Return all lines from the listing below in which the string "title" occurs.

_TASK INPUT_
-- -- --

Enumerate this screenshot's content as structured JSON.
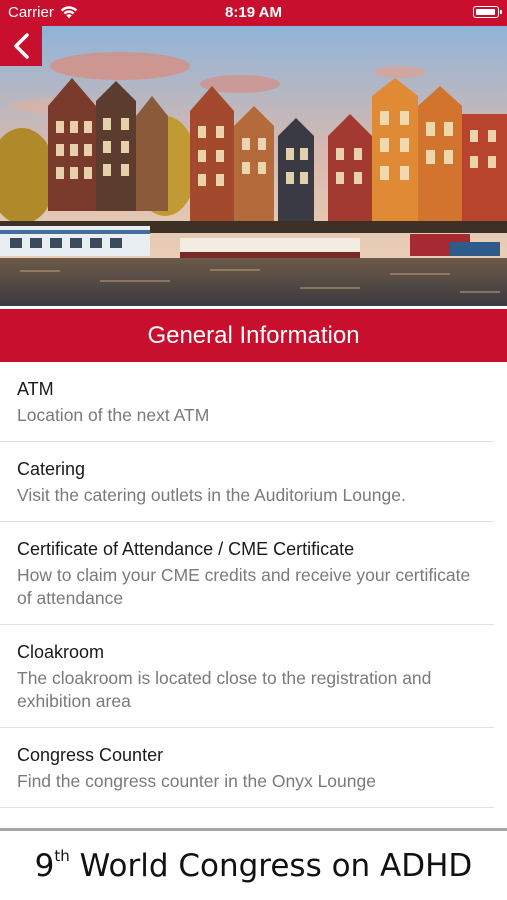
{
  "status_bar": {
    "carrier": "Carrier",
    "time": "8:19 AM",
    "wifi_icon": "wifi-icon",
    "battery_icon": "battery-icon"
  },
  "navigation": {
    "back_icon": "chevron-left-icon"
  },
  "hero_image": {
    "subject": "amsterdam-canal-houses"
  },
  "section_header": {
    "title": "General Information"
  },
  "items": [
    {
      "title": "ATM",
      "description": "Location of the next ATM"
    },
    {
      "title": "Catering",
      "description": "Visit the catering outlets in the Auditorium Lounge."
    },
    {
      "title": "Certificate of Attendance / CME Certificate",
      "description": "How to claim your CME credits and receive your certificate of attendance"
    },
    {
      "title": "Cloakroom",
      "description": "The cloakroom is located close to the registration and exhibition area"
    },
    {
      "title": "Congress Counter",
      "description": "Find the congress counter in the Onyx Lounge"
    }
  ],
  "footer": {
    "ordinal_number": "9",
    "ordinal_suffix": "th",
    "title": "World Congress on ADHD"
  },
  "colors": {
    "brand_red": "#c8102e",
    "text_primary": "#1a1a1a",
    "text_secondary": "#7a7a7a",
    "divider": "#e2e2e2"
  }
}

-- -- --

_WRITTEN ANSWER_
    "title": "General Information"
      "title": "ATM",
      "title": "Catering",
      "title": "Certificate of Attendance / CME Certificate",
      "title": "Cloakroom",
      "title": "Congress Counter",
    "title": "World Congress on ADHD"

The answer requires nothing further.